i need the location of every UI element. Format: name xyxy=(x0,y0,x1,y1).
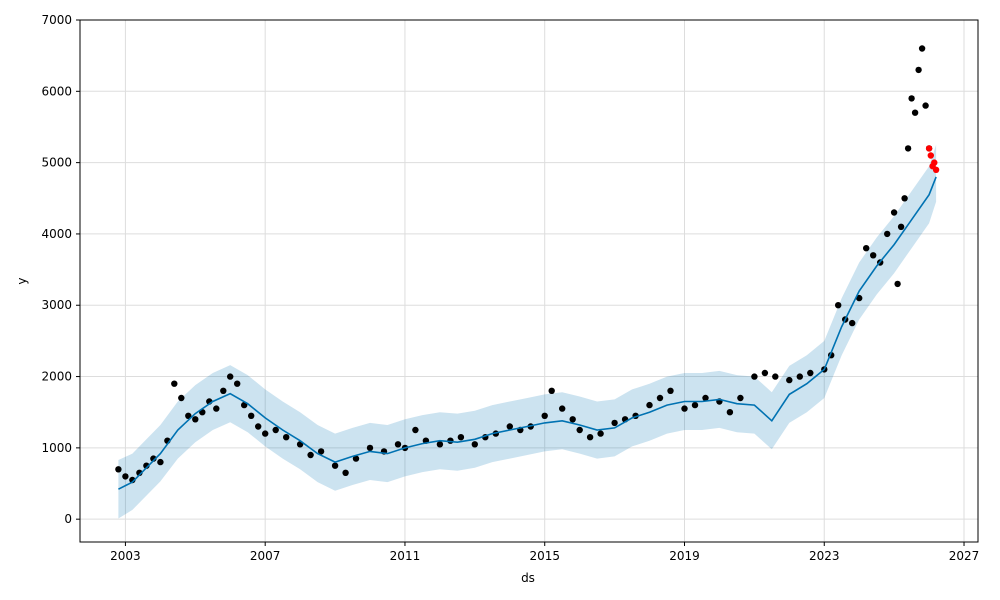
observed-point-82 xyxy=(897,223,905,230)
observed-point-86 xyxy=(911,109,919,116)
observed-point-8 xyxy=(171,380,178,387)
observed-point-19 xyxy=(248,412,255,419)
observed-point-15 xyxy=(220,387,227,394)
observed-point-42 xyxy=(506,423,513,430)
y-tick-label-5: 5000 xyxy=(41,156,72,170)
observed-point-88 xyxy=(918,45,926,52)
observed-point-87 xyxy=(915,66,922,74)
observed-point-6 xyxy=(157,458,164,466)
observed-point-0 xyxy=(115,466,122,473)
y-tick-label-1: 1000 xyxy=(41,441,72,455)
observed-point-60 xyxy=(702,394,709,402)
observed-point-64 xyxy=(751,373,758,380)
recent-point-3 xyxy=(931,159,938,166)
observed-point-45 xyxy=(541,412,548,419)
observed-point-47 xyxy=(559,405,566,412)
observed-point-76 xyxy=(863,245,870,252)
plot-frame xyxy=(79,19,979,543)
recent-point-0 xyxy=(925,145,933,152)
observed-point-63 xyxy=(737,394,744,402)
observed-point-65 xyxy=(761,369,769,377)
observed-point-22 xyxy=(272,426,279,434)
recent-point-1 xyxy=(927,152,934,159)
y-tick-label-4: 4000 xyxy=(41,227,72,241)
observed-point-79 xyxy=(884,230,891,238)
observed-point-11 xyxy=(192,416,199,423)
forecast-line xyxy=(118,176,937,490)
x-tick-label-1: 2007 xyxy=(250,549,281,563)
x-tick-label-4: 2019 xyxy=(669,549,700,563)
observed-point-17 xyxy=(234,380,241,387)
observed-point-38 xyxy=(457,434,465,441)
observed-point-55 xyxy=(646,401,653,409)
observed-point-25 xyxy=(307,451,314,459)
y-axis-ticks: 0 1000 2000 3000 4000 5000 6000 7000 xyxy=(41,13,80,526)
observed-point-58 xyxy=(681,405,688,412)
observed-point-39 xyxy=(471,441,478,448)
observed-point-50 xyxy=(586,434,594,441)
x-tick-label-2: 2011 xyxy=(390,549,421,563)
observed-point-32 xyxy=(394,441,402,448)
x-tick-label-6: 2027 xyxy=(949,549,980,563)
observed-point-68 xyxy=(796,373,803,380)
observed-point-80 xyxy=(890,209,898,216)
observed-point-36 xyxy=(436,441,444,448)
y-axis-label: y xyxy=(15,277,29,284)
y-tick-label-7: 7000 xyxy=(41,13,72,27)
observed-point-48 xyxy=(569,416,576,423)
observed-point-62 xyxy=(726,409,734,416)
observed-point-83 xyxy=(901,195,908,202)
observed-point-9 xyxy=(178,394,185,402)
observed-point-46 xyxy=(548,387,555,394)
observed-point-21 xyxy=(262,430,269,437)
observed-point-49 xyxy=(576,426,583,434)
x-axis-ticks: 2003 2007 2011 2015 2019 2023 2027 xyxy=(110,542,979,563)
observed-point-81 xyxy=(894,280,901,288)
observed-point-75 xyxy=(856,294,863,302)
observed-point-16 xyxy=(227,373,234,380)
x-tick-label-3: 2015 xyxy=(529,549,560,563)
y-tick-label-0: 0 xyxy=(64,512,72,526)
observed-point-72 xyxy=(835,302,842,309)
observed-point-77 xyxy=(870,252,877,259)
observed-point-34 xyxy=(412,426,419,434)
observed-point-52 xyxy=(611,419,618,427)
observed-point-57 xyxy=(667,387,674,394)
observed-point-10 xyxy=(185,412,192,419)
recent-point-4 xyxy=(932,166,940,173)
observed-point-67 xyxy=(786,376,793,384)
forecast-trend-line xyxy=(118,176,937,490)
observed-point-59 xyxy=(691,401,699,409)
observed-point-66 xyxy=(772,373,779,380)
observed-point-30 xyxy=(366,444,374,452)
observed-point-29 xyxy=(352,455,360,462)
uncertainty-interval xyxy=(118,144,937,519)
observed-point-23 xyxy=(283,434,290,441)
observed-point-51 xyxy=(597,430,604,437)
observed-point-28 xyxy=(342,469,349,476)
uncertainty-band xyxy=(118,144,937,519)
observed-point-27 xyxy=(331,462,339,469)
observed-point-89 xyxy=(922,102,929,109)
observed-point-26 xyxy=(317,448,325,455)
observed-point-1 xyxy=(122,473,129,480)
observed-point-85 xyxy=(908,95,915,102)
recent-points xyxy=(925,145,940,173)
observed-point-14 xyxy=(213,405,220,412)
x-tick-label-5: 2023 xyxy=(809,549,840,563)
x-axis-label: ds xyxy=(521,571,535,585)
observed-point-84 xyxy=(904,145,912,152)
x-tick-label-0: 2003 xyxy=(110,549,141,563)
y-tick-label-2: 2000 xyxy=(41,370,72,384)
y-tick-label-3: 3000 xyxy=(41,298,72,312)
y-tick-label-6: 6000 xyxy=(41,84,72,98)
observed-point-69 xyxy=(807,369,814,377)
observed-point-56 xyxy=(656,394,664,402)
observed-point-20 xyxy=(255,423,262,430)
observed-point-74 xyxy=(849,319,856,327)
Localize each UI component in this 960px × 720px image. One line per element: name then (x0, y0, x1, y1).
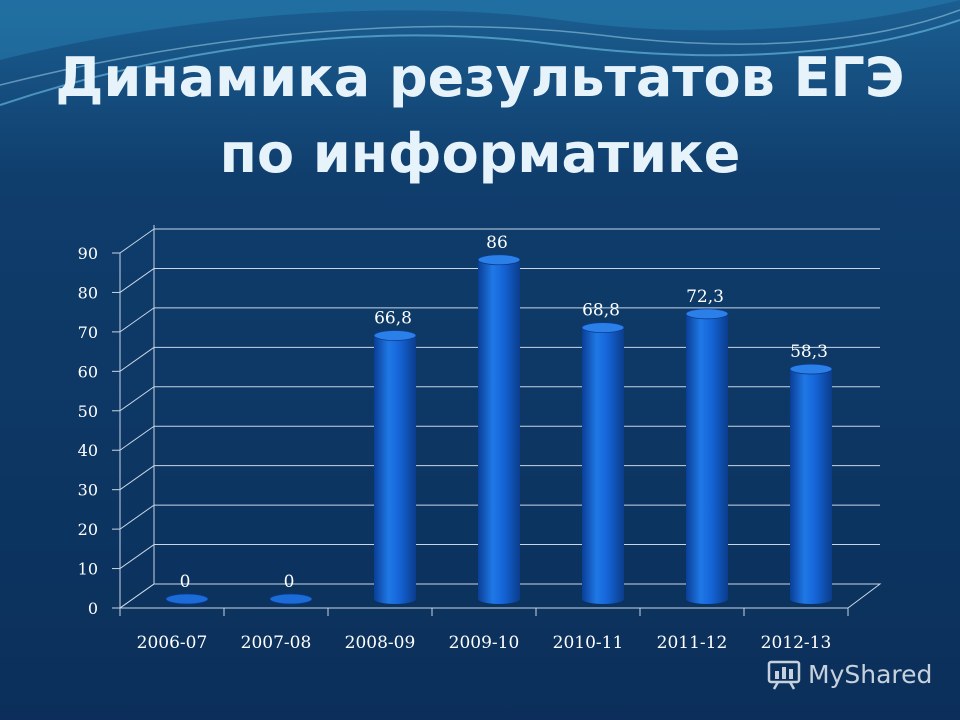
bar-2011-12 (685, 308, 729, 604)
bar-2006-07 (165, 593, 209, 605)
bar-2007-08 (269, 593, 313, 605)
gridline-diagonal (119, 268, 155, 293)
gridline-diagonal (119, 465, 155, 491)
bar-2012-13 (789, 363, 833, 604)
bar-body (686, 313, 728, 604)
x-tick-label: 2007-08 (241, 633, 312, 653)
y-tick-label: 30 (78, 481, 98, 500)
gridline-diagonal (119, 425, 155, 451)
wave-decoration (0, 19, 960, 106)
bar-body (374, 335, 416, 604)
title-line-2: по информатике (219, 122, 741, 185)
bar-top (789, 363, 833, 375)
bar-2010-11 (581, 322, 625, 604)
y-tick-label: 0 (88, 599, 98, 618)
x-tick-label: 2012-13 (761, 633, 832, 653)
gridline-diagonal (119, 504, 155, 530)
x-tick-label: 2011-12 (657, 633, 728, 653)
y-tick-label: 70 (78, 323, 98, 342)
bar-2009-10 (477, 254, 521, 604)
y-tick-label: 20 (78, 520, 98, 539)
title-line-1: Динамика результатов ЕГЭ (55, 46, 905, 109)
x-tick-label: 2006-07 (137, 633, 208, 653)
bar-layer (165, 254, 833, 605)
gridline-diagonal (119, 544, 155, 569)
presentation-screen-icon (767, 660, 801, 690)
watermark: MyShared (766, 654, 932, 694)
gridline-diagonal (119, 228, 155, 254)
data-label: 0 (284, 572, 295, 592)
bar-zero-disc (165, 593, 209, 605)
bar-body (790, 369, 832, 604)
data-label: 58,3 (790, 342, 828, 362)
x-tick-label: 2008-09 (345, 633, 416, 653)
bar-body (582, 327, 624, 604)
y-tick-label: 60 (78, 362, 98, 381)
x-tick-label: 2010-11 (553, 633, 624, 653)
y-tick-label: 40 (78, 441, 98, 460)
data-label: 86 (486, 233, 508, 253)
bar-top (477, 254, 521, 266)
y-tick-label: 80 (78, 283, 98, 302)
data-label: 66,8 (374, 309, 412, 329)
axis-layer (112, 225, 882, 616)
bar-zero-disc (269, 593, 313, 605)
bar-2008-09 (373, 330, 417, 604)
wave-decoration (0, 9, 960, 86)
x-tick-label: 2009-10 (449, 633, 520, 653)
data-label: 0 (180, 572, 191, 592)
bar-top (581, 322, 625, 334)
watermark-text: MyShared (808, 659, 933, 689)
wave-decoration (0, 0, 960, 60)
y-tick-label: 10 (78, 560, 98, 579)
slide-title: Динамика результатов ЕГЭ по информатике (0, 40, 960, 192)
gridline-diagonal (119, 386, 155, 412)
gridline-diagonal (119, 307, 155, 333)
bar-body (478, 259, 520, 604)
bar-top (373, 330, 417, 341)
bar-top (685, 308, 729, 320)
y-tick-label: 90 (78, 244, 98, 263)
label-layer: 0 10 20 30 40 50 60 70 80 90 2006-07 0 2007-08 0 2008-… (78, 233, 832, 653)
gridline-diagonal (119, 346, 155, 372)
data-label: 72,3 (686, 287, 724, 307)
data-label: 68,8 (582, 301, 620, 321)
y-tick-label: 50 (78, 402, 98, 421)
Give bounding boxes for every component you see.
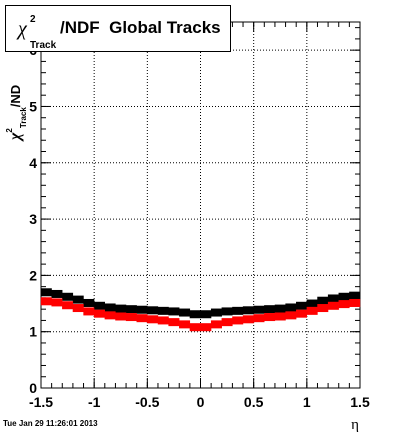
data-point bbox=[136, 314, 148, 323]
data-point bbox=[327, 294, 339, 303]
title-subscript: Track bbox=[30, 40, 57, 51]
data-point bbox=[264, 313, 276, 322]
data-point bbox=[274, 304, 286, 313]
data-point bbox=[317, 296, 329, 305]
series-1 bbox=[40, 297, 361, 332]
y-axis-label-superscript: 2 bbox=[5, 128, 14, 133]
data-point bbox=[253, 314, 265, 323]
data-point bbox=[179, 308, 191, 317]
data-point bbox=[264, 305, 276, 314]
data-point bbox=[306, 299, 318, 308]
data-point bbox=[296, 309, 308, 318]
data-point bbox=[285, 311, 297, 320]
data-point bbox=[179, 320, 191, 329]
y-tick-label: 2 bbox=[29, 267, 37, 283]
x-tick-label: 1 bbox=[303, 394, 311, 410]
series-0 bbox=[40, 288, 361, 319]
data-point bbox=[232, 316, 244, 325]
x-tick-label: 1.5 bbox=[350, 394, 370, 410]
data-point bbox=[51, 289, 63, 298]
data-series bbox=[40, 288, 361, 332]
data-point bbox=[189, 323, 201, 332]
svg-text:χ2Track/ND: χ2 Track/ND bbox=[5, 85, 28, 142]
data-point bbox=[115, 312, 127, 321]
data-point bbox=[296, 301, 308, 310]
title-symbol: χ bbox=[18, 18, 27, 40]
data-point bbox=[104, 303, 116, 312]
data-point bbox=[338, 292, 350, 301]
data-point bbox=[72, 295, 84, 304]
x-tick-label: 0 bbox=[197, 394, 205, 410]
x-tick-label: -1 bbox=[88, 394, 101, 410]
data-point bbox=[168, 307, 180, 316]
data-point bbox=[93, 309, 105, 318]
data-point bbox=[242, 306, 254, 315]
data-point bbox=[62, 292, 74, 301]
data-point bbox=[83, 307, 95, 316]
data-point bbox=[125, 313, 137, 322]
data-point bbox=[40, 297, 52, 306]
data-point bbox=[189, 310, 201, 319]
data-point bbox=[62, 301, 74, 310]
y-tick-label: 1 bbox=[29, 324, 37, 340]
data-point bbox=[200, 323, 212, 332]
timestamp: Tue Jan 29 11:26:01 2013 bbox=[3, 419, 98, 428]
data-point bbox=[242, 315, 254, 324]
title-text: /NDF Global Tracks bbox=[60, 18, 221, 37]
y-tick-label: 4 bbox=[29, 155, 37, 171]
data-point bbox=[40, 288, 52, 297]
data-point bbox=[147, 315, 159, 324]
data-point bbox=[349, 298, 361, 307]
x-axis-label: η bbox=[351, 417, 359, 433]
data-point bbox=[317, 304, 329, 313]
data-point bbox=[104, 311, 116, 320]
x-tick-label: 0.5 bbox=[244, 394, 264, 410]
data-point bbox=[147, 306, 159, 315]
x-tick-label: -1.5 bbox=[29, 394, 53, 410]
y-tick-label: 5 bbox=[29, 98, 37, 114]
data-point bbox=[349, 291, 361, 300]
chart-title: χ 2 Track /NDF Global Tracks bbox=[5, 5, 231, 52]
axes: -1.5-1-0.500.511.50123456 bbox=[29, 22, 370, 410]
data-point bbox=[168, 318, 180, 327]
data-point bbox=[327, 301, 339, 310]
data-point bbox=[136, 305, 148, 314]
data-point bbox=[72, 304, 84, 313]
data-point bbox=[125, 305, 137, 314]
data-point bbox=[338, 300, 350, 309]
data-point bbox=[51, 298, 63, 307]
data-point bbox=[115, 304, 127, 313]
y-axis-label-rest: /ND bbox=[8, 85, 23, 107]
data-point bbox=[253, 305, 265, 314]
data-point bbox=[83, 298, 95, 307]
y-tick-label: 3 bbox=[29, 211, 37, 227]
y-axis-label-subscript: Track bbox=[19, 107, 28, 128]
data-point bbox=[200, 310, 212, 319]
grid-lines bbox=[41, 22, 360, 388]
data-point bbox=[274, 312, 286, 321]
title-superscript: 2 bbox=[30, 14, 36, 25]
data-point bbox=[221, 318, 233, 327]
data-point bbox=[221, 307, 233, 316]
y-tick-label: 0 bbox=[29, 380, 37, 396]
data-point bbox=[93, 301, 105, 310]
data-point bbox=[210, 320, 222, 329]
data-point bbox=[306, 306, 318, 315]
data-point bbox=[210, 308, 222, 317]
data-point bbox=[157, 316, 169, 325]
y-axis-label: χ2 Track/ND bbox=[5, 85, 28, 142]
data-point bbox=[285, 303, 297, 312]
data-point bbox=[157, 306, 169, 315]
x-tick-label: -0.5 bbox=[135, 394, 159, 410]
y-axis-label-symbol: χ bbox=[7, 132, 24, 142]
data-point bbox=[232, 306, 244, 315]
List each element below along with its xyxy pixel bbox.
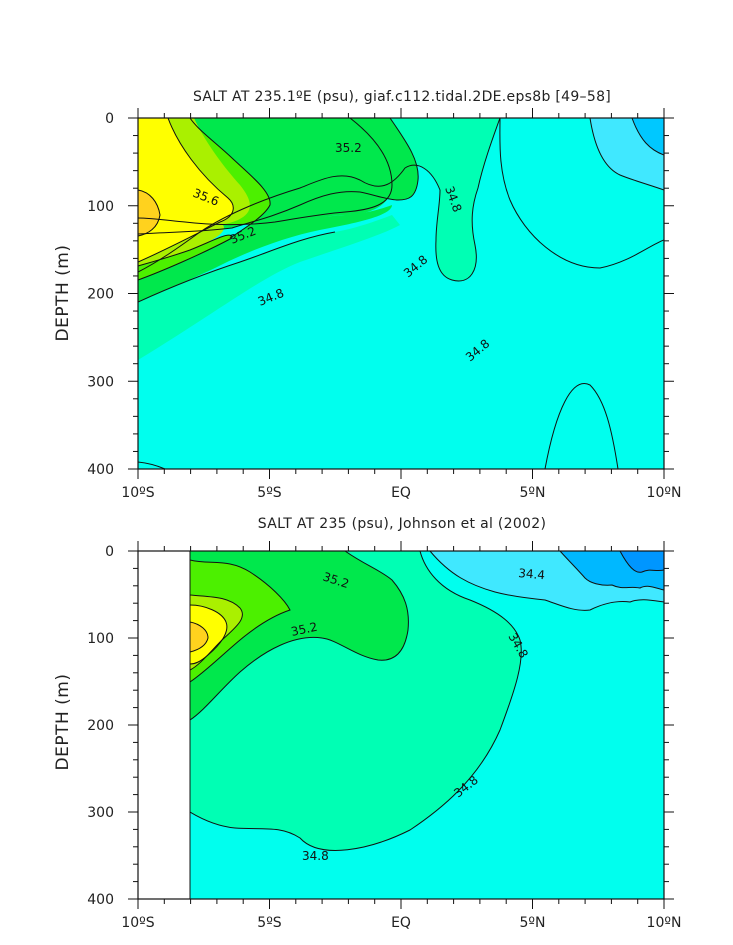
bottom-fill-35-8: [190, 622, 208, 652]
bottom-y-tick-label: 400: [87, 892, 114, 908]
bottom-x-tick-label: 5ºS: [257, 915, 282, 931]
top-y-tick-label: 100: [87, 199, 114, 215]
top-x-tick-label: EQ: [391, 485, 411, 501]
bottom-x-tick-label: EQ: [391, 915, 411, 931]
top-y-tick-label: 200: [87, 287, 114, 303]
contour-label: 35.2: [335, 141, 362, 155]
top-contour-line: [631, 118, 664, 156]
top-y-tick-label: 300: [87, 374, 114, 390]
top-y-axis-label: DEPTH (m): [53, 245, 73, 342]
bottom-axes: 10ºS 5ºS EQ 5ºN 10ºN 0 100 200 300 400: [87, 541, 681, 931]
bottom-contour-line: [190, 621, 209, 653]
bottom-contour-line: [190, 559, 291, 683]
top-x-tick-label: 5ºS: [257, 485, 282, 501]
top-x-tick-label: 10ºN: [647, 485, 682, 501]
top-contour-lines: [138, 118, 664, 469]
top-contour-line: [138, 118, 393, 226]
top-fill-34-2: [632, 118, 664, 155]
bottom-x-tick-label: 10ºN: [647, 915, 682, 931]
bottom-y-tick-label: 100: [87, 631, 114, 647]
bottom-contour-line: [190, 551, 409, 721]
bottom-x-tick-label: 5ºN: [520, 915, 546, 931]
bottom-contour-line: [619, 551, 664, 573]
top-contour-line: [138, 118, 419, 235]
bottom-contour-line: [190, 551, 522, 851]
contour-label: 34.8: [302, 849, 329, 863]
bottom-contour-lines: [190, 551, 664, 851]
bottom-contour-fill: [190, 551, 664, 899]
bottom-contour-line: [190, 604, 228, 665]
top-fill-35-4-lower: [138, 222, 224, 266]
bottom-y-axis-label: DEPTH (m): [53, 674, 73, 771]
contour-label: 34.4: [518, 566, 546, 582]
bottom-y-tick-label: 0: [105, 544, 114, 560]
top-fill-34-8-lower: [138, 215, 400, 360]
top-contour-line: [138, 237, 233, 281]
top-panel-title: SALT AT 235.1ºE (psu), giaf.c112.tidal.2…: [193, 89, 611, 105]
top-contour-line: [544, 383, 619, 469]
bottom-y-tick-label: 300: [87, 805, 114, 821]
top-y-tick-label: 0: [105, 111, 114, 127]
top-contour-line: [138, 189, 161, 237]
top-contour-line: [138, 118, 501, 282]
bottom-contour-line: [429, 551, 664, 611]
top-panel: SALT AT 235.1ºE (psu), giaf.c112.tidal.2…: [53, 89, 681, 501]
top-contour-fill: [138, 118, 664, 469]
bottom-fill-35-6: [190, 605, 227, 664]
top-contour-line: [138, 461, 166, 469]
top-fill-35-2b: [190, 118, 392, 238]
top-fill-35-0-lower: [138, 205, 392, 302]
bottom-contour-line: [559, 551, 664, 591]
bottom-panel: SALT AT 235 (psu), Johnson et al (2002): [53, 516, 681, 931]
top-contour-line: [138, 118, 234, 263]
contour-label: 35.2: [290, 620, 319, 639]
bottom-y-tick-label: 200: [87, 718, 114, 734]
top-contour-line: [138, 234, 233, 267]
top-contour-line: [499, 118, 664, 269]
top-axes: 10ºS 5ºS EQ 5ºN 10ºN 0 100 200 300 400: [87, 108, 681, 501]
top-contour-line: [589, 118, 664, 191]
bottom-x-tick-label: 10ºS: [121, 915, 154, 931]
top-x-tick-label: 10ºS: [121, 485, 154, 501]
top-contour-line: [138, 231, 336, 303]
top-fill-35-2-lower: [138, 235, 232, 280]
top-y-tick-label: 400: [87, 462, 114, 478]
top-fill-34-4: [469, 118, 664, 469]
top-contour-line: [189, 118, 271, 239]
top-x-tick-label: 5ºN: [520, 485, 546, 501]
bottom-panel-title: SALT AT 235 (psu), Johnson et al (2002): [258, 516, 547, 532]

● ● ●

Directions for this task
Write out the listing from the line containing "data-point bbox=[136, 314, 148, 323]" through the line containing "data-point bbox=[253, 314, 265, 323]".

Exercise response
data-point bbox=[136, 314, 148, 323]
data-point bbox=[327, 294, 339, 303]
title-subscript: Track bbox=[30, 40, 57, 51]
data-point bbox=[264, 313, 276, 322]
data-point bbox=[274, 304, 286, 313]
data-point bbox=[317, 296, 329, 305]
series-1 bbox=[40, 297, 361, 332]
y-axis-label-superscript: 2 bbox=[5, 128, 14, 133]
data-point bbox=[253, 314, 265, 323]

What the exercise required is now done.